• _Exercise data_
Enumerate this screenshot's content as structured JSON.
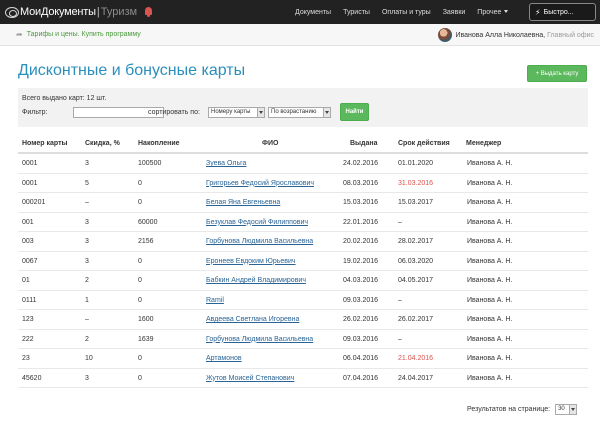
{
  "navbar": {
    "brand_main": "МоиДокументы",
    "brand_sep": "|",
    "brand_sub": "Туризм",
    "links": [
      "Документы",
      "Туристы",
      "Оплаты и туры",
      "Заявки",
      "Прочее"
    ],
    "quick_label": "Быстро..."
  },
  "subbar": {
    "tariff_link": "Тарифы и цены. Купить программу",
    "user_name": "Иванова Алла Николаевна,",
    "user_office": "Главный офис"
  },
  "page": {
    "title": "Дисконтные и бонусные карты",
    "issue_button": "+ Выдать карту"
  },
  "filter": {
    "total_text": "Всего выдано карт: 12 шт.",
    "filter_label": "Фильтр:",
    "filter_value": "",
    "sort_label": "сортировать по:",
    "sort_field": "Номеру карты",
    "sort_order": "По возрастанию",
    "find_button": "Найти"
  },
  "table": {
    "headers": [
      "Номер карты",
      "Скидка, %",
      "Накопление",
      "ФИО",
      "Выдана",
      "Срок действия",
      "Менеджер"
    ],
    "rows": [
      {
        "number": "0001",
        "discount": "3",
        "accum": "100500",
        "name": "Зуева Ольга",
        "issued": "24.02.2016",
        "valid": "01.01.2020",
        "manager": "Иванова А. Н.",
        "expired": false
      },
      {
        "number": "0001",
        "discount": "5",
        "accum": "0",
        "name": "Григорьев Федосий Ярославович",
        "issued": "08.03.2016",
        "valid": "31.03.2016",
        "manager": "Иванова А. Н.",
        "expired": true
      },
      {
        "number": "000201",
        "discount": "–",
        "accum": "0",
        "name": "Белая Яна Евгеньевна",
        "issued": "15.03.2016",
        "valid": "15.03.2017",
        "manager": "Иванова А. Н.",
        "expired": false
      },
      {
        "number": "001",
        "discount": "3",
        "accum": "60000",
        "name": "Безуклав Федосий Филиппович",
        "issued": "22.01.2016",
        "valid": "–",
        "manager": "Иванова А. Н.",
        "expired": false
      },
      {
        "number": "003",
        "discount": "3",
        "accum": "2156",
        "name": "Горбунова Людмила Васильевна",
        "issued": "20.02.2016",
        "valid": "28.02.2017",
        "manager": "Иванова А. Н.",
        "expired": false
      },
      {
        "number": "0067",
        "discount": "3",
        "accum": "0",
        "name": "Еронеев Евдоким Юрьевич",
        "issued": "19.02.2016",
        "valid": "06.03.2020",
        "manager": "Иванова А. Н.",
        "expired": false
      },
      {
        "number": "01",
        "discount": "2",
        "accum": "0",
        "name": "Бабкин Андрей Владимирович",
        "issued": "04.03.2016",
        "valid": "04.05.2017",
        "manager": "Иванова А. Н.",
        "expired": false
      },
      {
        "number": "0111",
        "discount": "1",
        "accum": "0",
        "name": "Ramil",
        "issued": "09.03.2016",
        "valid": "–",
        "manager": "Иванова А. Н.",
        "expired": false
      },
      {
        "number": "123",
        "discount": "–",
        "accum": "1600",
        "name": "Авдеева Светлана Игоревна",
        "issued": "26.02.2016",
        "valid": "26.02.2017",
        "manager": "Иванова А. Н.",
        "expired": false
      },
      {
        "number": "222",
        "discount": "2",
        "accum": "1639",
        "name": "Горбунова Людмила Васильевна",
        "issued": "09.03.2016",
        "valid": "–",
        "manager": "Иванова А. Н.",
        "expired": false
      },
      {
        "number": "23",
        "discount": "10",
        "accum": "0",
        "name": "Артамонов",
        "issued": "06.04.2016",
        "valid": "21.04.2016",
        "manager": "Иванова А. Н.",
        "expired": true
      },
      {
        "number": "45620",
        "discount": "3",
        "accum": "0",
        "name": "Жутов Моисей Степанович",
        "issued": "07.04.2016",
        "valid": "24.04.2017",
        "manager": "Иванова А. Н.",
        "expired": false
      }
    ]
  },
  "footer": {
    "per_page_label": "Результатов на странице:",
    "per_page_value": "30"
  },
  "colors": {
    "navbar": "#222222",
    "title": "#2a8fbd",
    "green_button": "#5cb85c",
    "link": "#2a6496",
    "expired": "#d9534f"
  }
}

• _Exercise aim_
Print the records word for word and exclude any picture they hold.

• _Result_
Enumerate this screenshot's content as structured JSON.
{
  "navbar": {
    "brand_main": "МоиДокументы",
    "brand_sep": "|",
    "brand_sub": "Туризм",
    "links": [
      "Документы",
      "Туристы",
      "Оплаты и туры",
      "Заявки",
      "Прочее"
    ],
    "quick_label": "Быстро..."
  },
  "subbar": {
    "tariff_link": "Тарифы и цены. Купить программу",
    "user_name": "Иванова Алла Николаевна,",
    "user_office": "Главный офис"
  },
  "page": {
    "title": "Дисконтные и бонусные карты",
    "issue_button": "+ Выдать карту"
  },
  "filter": {
    "total_text": "Всего выдано карт: 12 шт.",
    "filter_label": "Фильтр:",
    "filter_value": "",
    "sort_label": "сортировать по:",
    "sort_field": "Номеру карты",
    "sort_order": "По возрастанию",
    "find_button": "Найти"
  },
  "table": {
    "headers": [
      "Номер карты",
      "Скидка, %",
      "Накопление",
      "ФИО",
      "Выдана",
      "Срок действия",
      "Менеджер"
    ],
    "rows": [
      {
        "number": "0001",
        "discount": "3",
        "accum": "100500",
        "name": "Зуева Ольга",
        "issued": "24.02.2016",
        "valid": "01.01.2020",
        "manager": "Иванова А. Н.",
        "expired": false
      },
      {
        "number": "0001",
        "discount": "5",
        "accum": "0",
        "name": "Григорьев Федосий Ярославович",
        "issued": "08.03.2016",
        "valid": "31.03.2016",
        "manager": "Иванова А. Н.",
        "expired": true
      },
      {
        "number": "000201",
        "discount": "–",
        "accum": "0",
        "name": "Белая Яна Евгеньевна",
        "issued": "15.03.2016",
        "valid": "15.03.2017",
        "manager": "Иванова А. Н.",
        "expired": false
      },
      {
        "number": "001",
        "discount": "3",
        "accum": "60000",
        "name": "Безуклав Федосий Филиппович",
        "issued": "22.01.2016",
        "valid": "–",
        "manager": "Иванова А. Н.",
        "expired": false
      },
      {
        "number": "003",
        "discount": "3",
        "accum": "2156",
        "name": "Горбунова Людмила Васильевна",
        "issued": "20.02.2016",
        "valid": "28.02.2017",
        "manager": "Иванова А. Н.",
        "expired": false
      },
      {
        "number": "0067",
        "discount": "3",
        "accum": "0",
        "name": "Еронеев Евдоким Юрьевич",
        "issued": "19.02.2016",
        "valid": "06.03.2020",
        "manager": "Иванова А. Н.",
        "expired": false
      },
      {
        "number": "01",
        "discount": "2",
        "accum": "0",
        "name": "Бабкин Андрей Владимирович",
        "issued": "04.03.2016",
        "valid": "04.05.2017",
        "manager": "Иванова А. Н.",
        "expired": false
      },
      {
        "number": "0111",
        "discount": "1",
        "accum": "0",
        "name": "Ramil",
        "issued": "09.03.2016",
        "valid": "–",
        "manager": "Иванова А. Н.",
        "expired": false
      },
      {
        "number": "123",
        "discount": "–",
        "accum": "1600",
        "name": "Авдеева Светлана Игоревна",
        "issued": "26.02.2016",
        "valid": "26.02.2017",
        "manager": "Иванова А. Н.",
        "expired": false
      },
      {
        "number": "222",
        "discount": "2",
        "accum": "1639",
        "name": "Горбунова Людмила Васильевна",
        "issued": "09.03.2016",
        "valid": "–",
        "manager": "Иванова А. Н.",
        "expired": false
      },
      {
        "number": "23",
        "discount": "10",
        "accum": "0",
        "name": "Артамонов",
        "issued": "06.04.2016",
        "valid": "21.04.2016",
        "manager": "Иванова А. Н.",
        "expired": true
      },
      {
        "number": "45620",
        "discount": "3",
        "accum": "0",
        "name": "Жутов Моисей Степанович",
        "issued": "07.04.2016",
        "valid": "24.04.2017",
        "manager": "Иванова А. Н.",
        "expired": false
      }
    ]
  },
  "footer": {
    "per_page_label": "Результатов на странице:",
    "per_page_value": "30"
  },
  "colors": {
    "navbar": "#222222",
    "title": "#2a8fbd",
    "green_button": "#5cb85c",
    "link": "#2a6496",
    "expired": "#d9534f"
  }
}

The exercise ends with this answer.